*Direction*
Each line of the listing must be transcribed exactly, except for the images, which should be excluded.

[Saved entries]

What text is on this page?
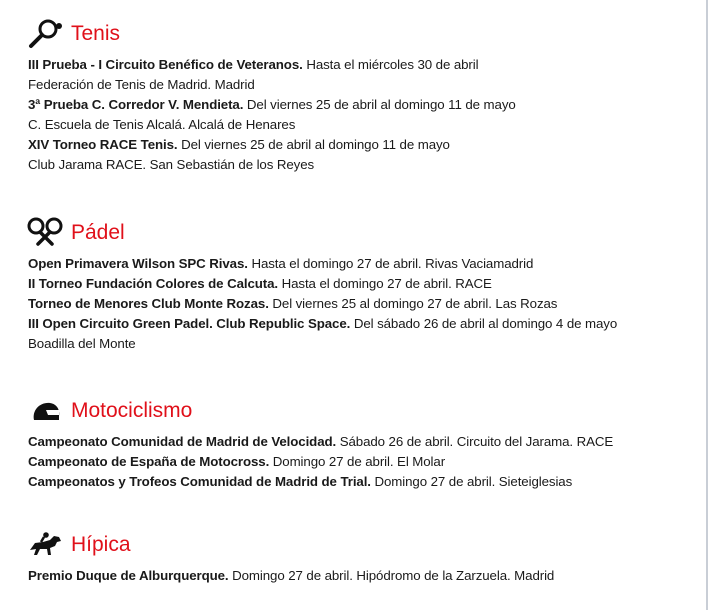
Tenis
III Prueba - I Circuito Benéfico de Veteranos. Hasta el miércoles 30 de abril
Federación de Tenis de Madrid. Madrid
3ª Prueba C. Corredor V. Mendieta. Del viernes 25 de abril al domingo 11 de mayo
C. Escuela de Tenis Alcalá. Alcalá de Henares
XIV Torneo RACE Tenis. Del viernes 25 de abril al domingo 11 de mayo
Club Jarama RACE. San Sebastián de los Reyes
Pádel
Open Primavera Wilson SPC Rivas. Hasta el domingo 27 de abril. Rivas Vaciamadrid
II Torneo Fundación Colores de Calcuta. Hasta el domingo 27 de abril. RACE
Torneo de Menores Club Monte Rozas. Del viernes 25 al domingo 27 de abril. Las Rozas
III Open Circuito Green Padel. Club Republic Space. Del sábado 26 de abril al domingo 4 de mayo
Boadilla del Monte
Motociclismo
Campeonato Comunidad de Madrid de Velocidad. Sábado 26 de abril. Circuito del Jarama. RACE
Campeonato de España de Motocross. Domingo 27 de abril. El Molar
Campeonatos y Trofeos Comunidad de Madrid de Trial. Domingo 27 de abril. Sieteiglesias
Hípica
Premio Duque de Alburquerque. Domingo 27 de abril. Hipódromo de la Zarzuela. Madrid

*The solution*
What text is on this page?
Tenis
III Prueba - I Circuito Benéfico de Veteranos. Hasta el miércoles 30 de abril
Federación de Tenis de Madrid. Madrid
3ª Prueba C. Corredor V. Mendieta. Del viernes 25 de abril al domingo 11 de mayo
C. Escuela de Tenis Alcalá. Alcalá de Henares
XIV Torneo RACE Tenis. Del viernes 25 de abril al domingo 11 de mayo
Club Jarama RACE. San Sebastián de los Reyes
Pádel
Open Primavera Wilson SPC Rivas. Hasta el domingo 27 de abril. Rivas Vaciamadrid
II Torneo Fundación Colores de Calcuta. Hasta el domingo 27 de abril. RACE
Torneo de Menores Club Monte Rozas. Del viernes 25 al domingo 27 de abril. Las Rozas
III Open Circuito Green Padel. Club Republic Space. Del sábado 26 de abril al domingo 4 de mayo
Boadilla del Monte
Motociclismo
Campeonato Comunidad de Madrid de Velocidad. Sábado 26 de abril. Circuito del Jarama. RACE
Campeonato de España de Motocross. Domingo 27 de abril. El Molar
Campeonatos y Trofeos Comunidad de Madrid de Trial. Domingo 27 de abril. Sieteiglesias
Hípica
Premio Duque de Alburquerque. Domingo 27 de abril. Hipódromo de la Zarzuela. Madrid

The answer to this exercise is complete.